### Records provided:
_ _ _ _
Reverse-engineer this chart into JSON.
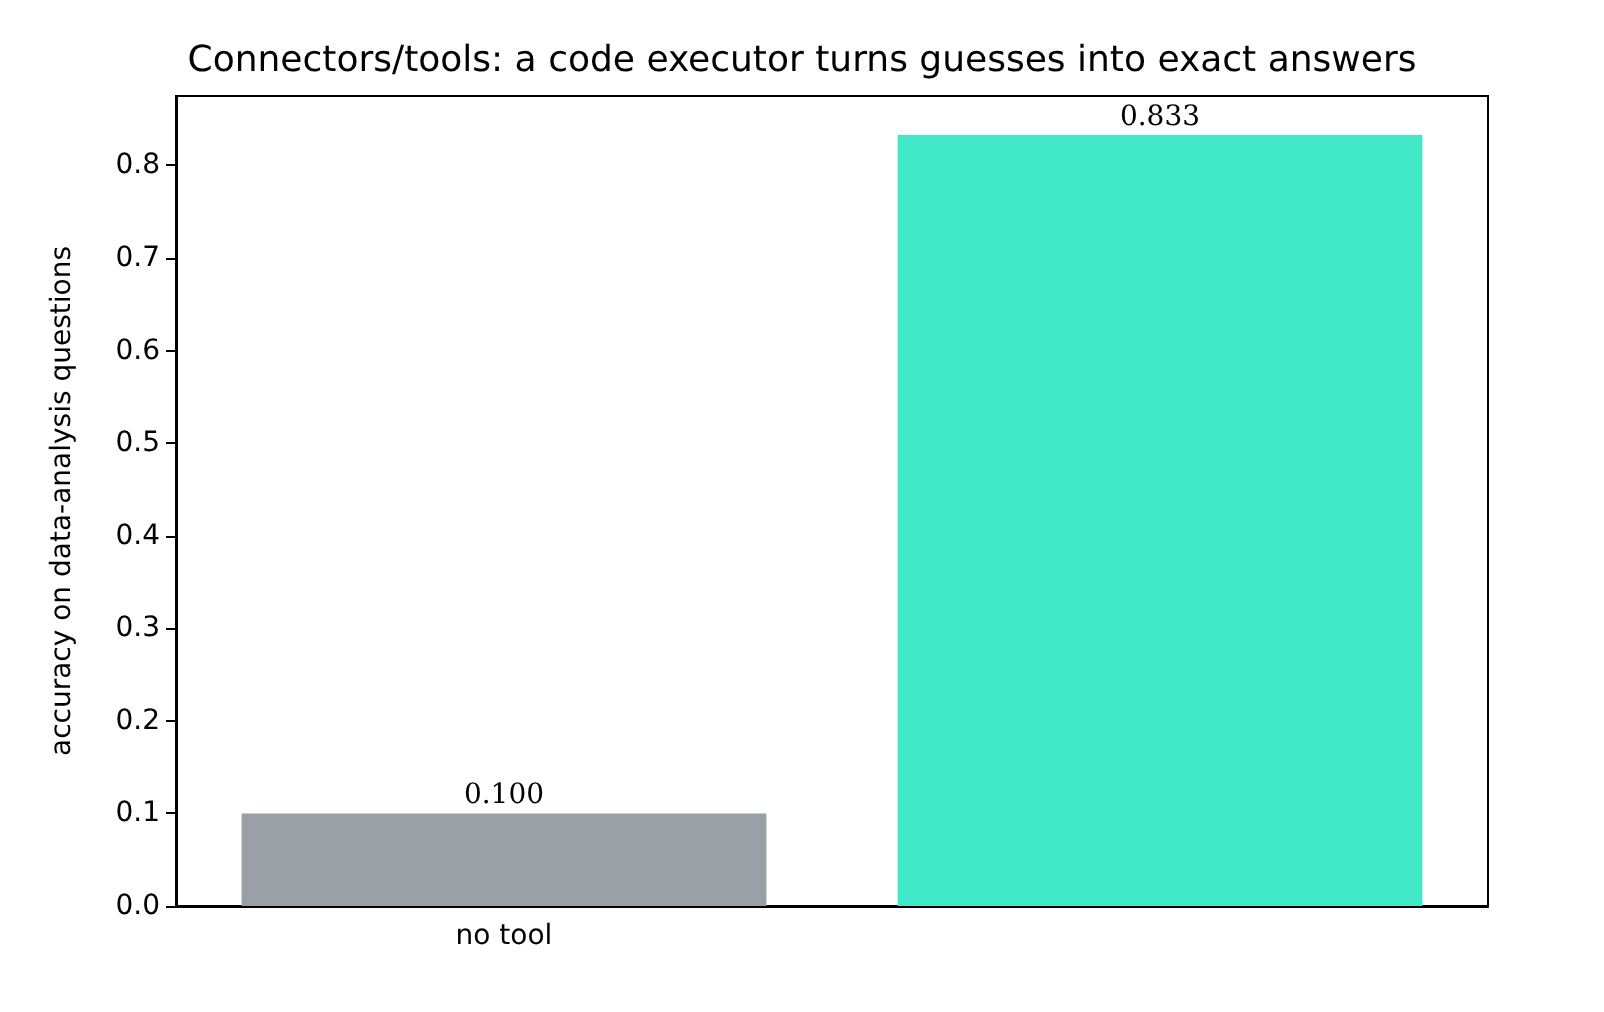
{
  "chart_data": {
    "type": "bar",
    "title": "Connectors/tools: a code executor turns guesses into exact answers",
    "ylabel": "accuracy on data-analysis questions",
    "categories": [
      "no tool",
      null
    ],
    "values": [
      0.1,
      0.833
    ],
    "colors": [
      "#9aa0a6",
      "#40e8c8"
    ],
    "value_labels": [
      "0.100",
      "0.833"
    ],
    "ylim": [
      0,
      0.875
    ],
    "yticks": [
      {
        "value": 0,
        "label": "0.0"
      },
      0.1,
      0.2,
      0.3,
      0.4,
      0.5,
      0.6,
      0.7,
      0.8
    ],
    "grid": false
  }
}
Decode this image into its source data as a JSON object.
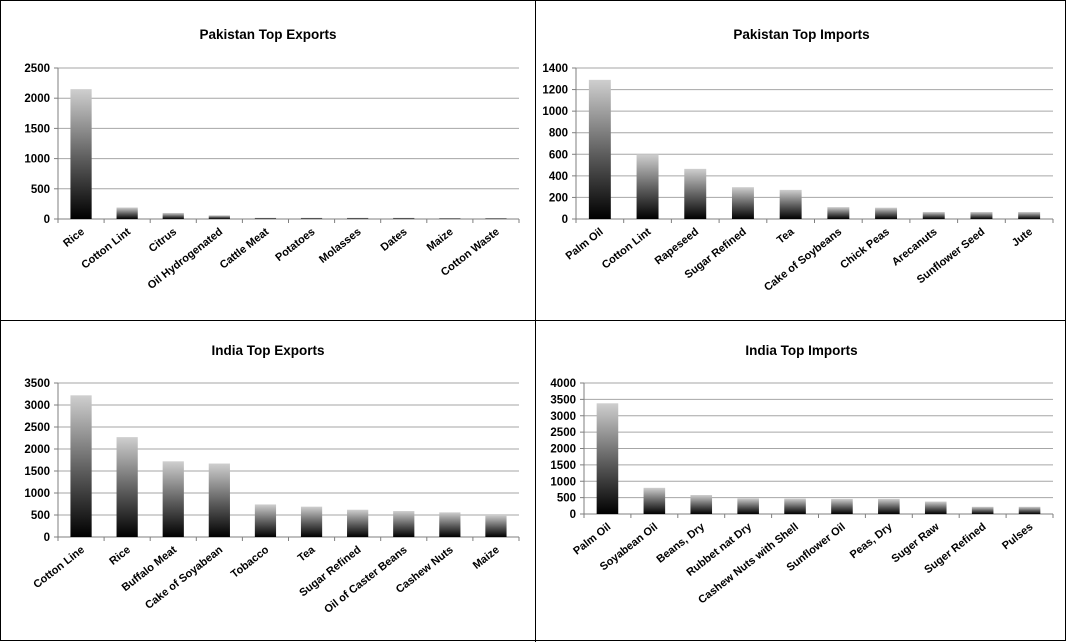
_ _ _ _
### Task directions:
Retype each entry precisely. Skip images entirely.

### Solution to the problem:
Reverse-engineer this chart into JSON.
{
  "chart_data": {
    "type": "bar",
    "title": "Connectors/tools: a code executor turns guesses into exact answers",
    "ylabel": "accuracy on data-analysis questions",
    "categories": [
      "no tool",
      null
    ],
    "values": [
      0.1,
      0.833
    ],
    "colors": [
      "#9aa0a6",
      "#40e8c8"
    ],
    "value_labels": [
      "0.100",
      "0.833"
    ],
    "ylim": [
      0,
      0.875
    ],
    "yticks": [
      {
        "value": 0,
        "label": "0.0"
      },
      0.1,
      0.2,
      0.3,
      0.4,
      0.5,
      0.6,
      0.7,
      0.8
    ],
    "grid": false
  }
}
Decode this image into its source data as a JSON object.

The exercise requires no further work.